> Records
+ + + + +
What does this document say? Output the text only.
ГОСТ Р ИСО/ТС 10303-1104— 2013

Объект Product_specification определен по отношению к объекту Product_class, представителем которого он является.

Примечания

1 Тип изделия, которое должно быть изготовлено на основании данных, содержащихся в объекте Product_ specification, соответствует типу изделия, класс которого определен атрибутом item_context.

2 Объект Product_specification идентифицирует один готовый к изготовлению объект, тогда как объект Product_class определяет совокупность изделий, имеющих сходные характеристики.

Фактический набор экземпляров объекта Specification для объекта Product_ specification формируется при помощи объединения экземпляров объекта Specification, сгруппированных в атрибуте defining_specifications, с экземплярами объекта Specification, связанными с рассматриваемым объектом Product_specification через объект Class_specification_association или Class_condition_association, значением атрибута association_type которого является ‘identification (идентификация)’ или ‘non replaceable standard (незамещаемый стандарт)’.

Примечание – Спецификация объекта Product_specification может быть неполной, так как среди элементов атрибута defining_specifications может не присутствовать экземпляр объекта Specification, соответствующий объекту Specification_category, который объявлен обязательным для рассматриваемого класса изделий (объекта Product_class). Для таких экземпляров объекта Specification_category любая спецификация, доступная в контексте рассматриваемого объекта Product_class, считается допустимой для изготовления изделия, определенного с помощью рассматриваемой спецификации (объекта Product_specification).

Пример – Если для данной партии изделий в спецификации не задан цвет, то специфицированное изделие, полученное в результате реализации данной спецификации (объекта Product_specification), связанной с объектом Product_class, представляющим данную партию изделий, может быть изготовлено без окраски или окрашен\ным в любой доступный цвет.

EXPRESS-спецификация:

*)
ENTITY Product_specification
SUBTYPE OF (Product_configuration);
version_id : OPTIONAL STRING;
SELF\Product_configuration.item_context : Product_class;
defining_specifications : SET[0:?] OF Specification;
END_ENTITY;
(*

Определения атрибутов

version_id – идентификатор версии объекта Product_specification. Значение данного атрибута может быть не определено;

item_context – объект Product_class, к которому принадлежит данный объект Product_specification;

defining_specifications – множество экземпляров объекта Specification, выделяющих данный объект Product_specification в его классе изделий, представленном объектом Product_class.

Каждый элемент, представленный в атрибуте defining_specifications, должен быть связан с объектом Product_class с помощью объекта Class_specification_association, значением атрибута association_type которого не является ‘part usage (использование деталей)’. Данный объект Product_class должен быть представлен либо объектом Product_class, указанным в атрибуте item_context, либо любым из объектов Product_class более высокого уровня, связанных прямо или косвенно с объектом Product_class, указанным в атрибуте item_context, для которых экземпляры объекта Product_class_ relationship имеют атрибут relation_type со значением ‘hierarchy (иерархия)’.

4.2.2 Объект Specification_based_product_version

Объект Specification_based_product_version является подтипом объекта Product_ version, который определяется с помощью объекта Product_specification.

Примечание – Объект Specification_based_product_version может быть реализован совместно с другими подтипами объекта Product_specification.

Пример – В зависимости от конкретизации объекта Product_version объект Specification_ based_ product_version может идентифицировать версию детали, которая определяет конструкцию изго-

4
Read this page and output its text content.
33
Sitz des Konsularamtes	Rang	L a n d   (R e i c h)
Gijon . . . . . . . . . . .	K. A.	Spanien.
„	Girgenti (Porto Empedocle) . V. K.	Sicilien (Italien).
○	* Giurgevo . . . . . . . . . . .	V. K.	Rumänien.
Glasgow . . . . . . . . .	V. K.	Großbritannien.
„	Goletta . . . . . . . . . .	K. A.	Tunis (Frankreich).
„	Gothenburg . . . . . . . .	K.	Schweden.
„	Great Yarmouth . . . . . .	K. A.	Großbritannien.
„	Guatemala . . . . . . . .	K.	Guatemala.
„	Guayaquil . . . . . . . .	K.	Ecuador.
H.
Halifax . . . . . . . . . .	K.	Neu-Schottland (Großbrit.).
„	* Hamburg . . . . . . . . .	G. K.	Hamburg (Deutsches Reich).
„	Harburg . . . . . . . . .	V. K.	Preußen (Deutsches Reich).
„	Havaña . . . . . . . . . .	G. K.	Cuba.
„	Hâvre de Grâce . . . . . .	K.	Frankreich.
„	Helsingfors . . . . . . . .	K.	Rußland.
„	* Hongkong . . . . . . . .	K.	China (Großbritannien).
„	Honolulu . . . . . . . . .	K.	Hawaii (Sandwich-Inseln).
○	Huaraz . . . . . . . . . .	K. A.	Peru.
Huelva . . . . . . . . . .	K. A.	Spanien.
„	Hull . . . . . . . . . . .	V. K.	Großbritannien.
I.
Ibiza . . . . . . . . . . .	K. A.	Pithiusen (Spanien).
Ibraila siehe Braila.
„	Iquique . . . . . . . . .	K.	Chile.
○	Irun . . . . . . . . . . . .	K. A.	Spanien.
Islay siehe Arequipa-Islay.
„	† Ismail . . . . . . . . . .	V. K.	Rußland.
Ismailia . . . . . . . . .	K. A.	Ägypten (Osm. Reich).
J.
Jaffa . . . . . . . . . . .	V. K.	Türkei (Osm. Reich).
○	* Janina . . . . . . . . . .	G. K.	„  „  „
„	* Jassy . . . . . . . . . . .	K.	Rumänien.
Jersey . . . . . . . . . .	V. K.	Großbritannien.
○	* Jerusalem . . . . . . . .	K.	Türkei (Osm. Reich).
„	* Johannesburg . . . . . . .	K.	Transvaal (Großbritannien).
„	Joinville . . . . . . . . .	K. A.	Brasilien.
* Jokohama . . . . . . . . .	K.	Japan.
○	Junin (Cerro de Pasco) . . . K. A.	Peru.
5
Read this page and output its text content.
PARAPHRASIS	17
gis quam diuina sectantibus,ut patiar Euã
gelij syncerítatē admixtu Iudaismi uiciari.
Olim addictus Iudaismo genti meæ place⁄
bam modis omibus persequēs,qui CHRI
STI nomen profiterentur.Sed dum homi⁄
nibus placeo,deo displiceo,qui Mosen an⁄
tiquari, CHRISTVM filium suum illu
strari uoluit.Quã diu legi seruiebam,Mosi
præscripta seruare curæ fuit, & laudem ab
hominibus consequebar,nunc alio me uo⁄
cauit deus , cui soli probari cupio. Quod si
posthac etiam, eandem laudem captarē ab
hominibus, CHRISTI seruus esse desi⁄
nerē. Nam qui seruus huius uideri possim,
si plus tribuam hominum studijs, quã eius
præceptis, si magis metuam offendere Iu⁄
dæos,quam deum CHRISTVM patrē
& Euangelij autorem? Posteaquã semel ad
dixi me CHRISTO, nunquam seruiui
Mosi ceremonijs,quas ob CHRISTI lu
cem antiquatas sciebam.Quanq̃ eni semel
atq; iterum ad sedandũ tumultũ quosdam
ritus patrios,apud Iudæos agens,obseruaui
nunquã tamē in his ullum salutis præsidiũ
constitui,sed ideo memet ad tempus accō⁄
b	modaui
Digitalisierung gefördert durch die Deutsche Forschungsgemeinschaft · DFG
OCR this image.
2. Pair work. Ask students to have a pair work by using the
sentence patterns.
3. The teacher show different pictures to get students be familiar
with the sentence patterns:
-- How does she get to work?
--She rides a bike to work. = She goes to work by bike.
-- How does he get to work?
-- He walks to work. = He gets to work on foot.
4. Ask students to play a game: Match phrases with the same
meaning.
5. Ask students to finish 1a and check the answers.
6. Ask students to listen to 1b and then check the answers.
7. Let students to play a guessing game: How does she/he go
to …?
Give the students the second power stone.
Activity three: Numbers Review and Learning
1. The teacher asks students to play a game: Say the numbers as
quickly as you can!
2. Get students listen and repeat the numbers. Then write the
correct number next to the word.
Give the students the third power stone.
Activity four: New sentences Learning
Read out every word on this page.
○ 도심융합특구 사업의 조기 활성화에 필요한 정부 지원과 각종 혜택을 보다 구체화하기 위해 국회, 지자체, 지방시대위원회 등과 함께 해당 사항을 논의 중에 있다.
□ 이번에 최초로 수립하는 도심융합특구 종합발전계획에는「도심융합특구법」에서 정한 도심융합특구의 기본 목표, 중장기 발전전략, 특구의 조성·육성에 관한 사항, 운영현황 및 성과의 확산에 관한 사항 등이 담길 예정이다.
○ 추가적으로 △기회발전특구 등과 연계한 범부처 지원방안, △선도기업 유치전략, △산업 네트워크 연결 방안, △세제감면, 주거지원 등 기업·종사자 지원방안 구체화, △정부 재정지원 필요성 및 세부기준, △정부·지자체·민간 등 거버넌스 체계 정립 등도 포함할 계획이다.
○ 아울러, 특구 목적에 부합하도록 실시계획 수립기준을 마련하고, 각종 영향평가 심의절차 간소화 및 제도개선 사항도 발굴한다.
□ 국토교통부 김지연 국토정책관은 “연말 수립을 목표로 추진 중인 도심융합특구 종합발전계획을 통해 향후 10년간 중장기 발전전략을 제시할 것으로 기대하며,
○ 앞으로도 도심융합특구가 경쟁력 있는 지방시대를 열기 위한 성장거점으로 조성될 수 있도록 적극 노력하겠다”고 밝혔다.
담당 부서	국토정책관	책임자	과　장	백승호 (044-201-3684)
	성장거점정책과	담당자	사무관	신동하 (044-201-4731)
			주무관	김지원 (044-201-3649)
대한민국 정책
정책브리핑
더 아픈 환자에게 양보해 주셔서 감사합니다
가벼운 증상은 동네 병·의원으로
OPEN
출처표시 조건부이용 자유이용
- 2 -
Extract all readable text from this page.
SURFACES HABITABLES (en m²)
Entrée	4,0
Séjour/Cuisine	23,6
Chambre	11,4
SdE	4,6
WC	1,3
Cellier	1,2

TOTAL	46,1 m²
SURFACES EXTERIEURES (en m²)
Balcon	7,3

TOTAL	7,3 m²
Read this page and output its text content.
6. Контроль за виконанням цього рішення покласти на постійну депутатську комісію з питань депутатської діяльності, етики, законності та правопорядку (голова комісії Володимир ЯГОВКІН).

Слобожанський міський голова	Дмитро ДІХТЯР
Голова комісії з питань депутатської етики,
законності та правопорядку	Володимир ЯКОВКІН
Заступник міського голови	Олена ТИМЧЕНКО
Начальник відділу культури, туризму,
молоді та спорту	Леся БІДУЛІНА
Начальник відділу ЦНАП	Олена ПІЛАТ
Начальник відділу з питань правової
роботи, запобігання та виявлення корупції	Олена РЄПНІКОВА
+ + + + +
> Challenge
Only lines that contain the word "semel" are wanted; copy each of them.

> Answer to this problem
& Euangelij autorem? Posteaquã semel ad
cem antiquatas sciebam.Quanq̃ eni semel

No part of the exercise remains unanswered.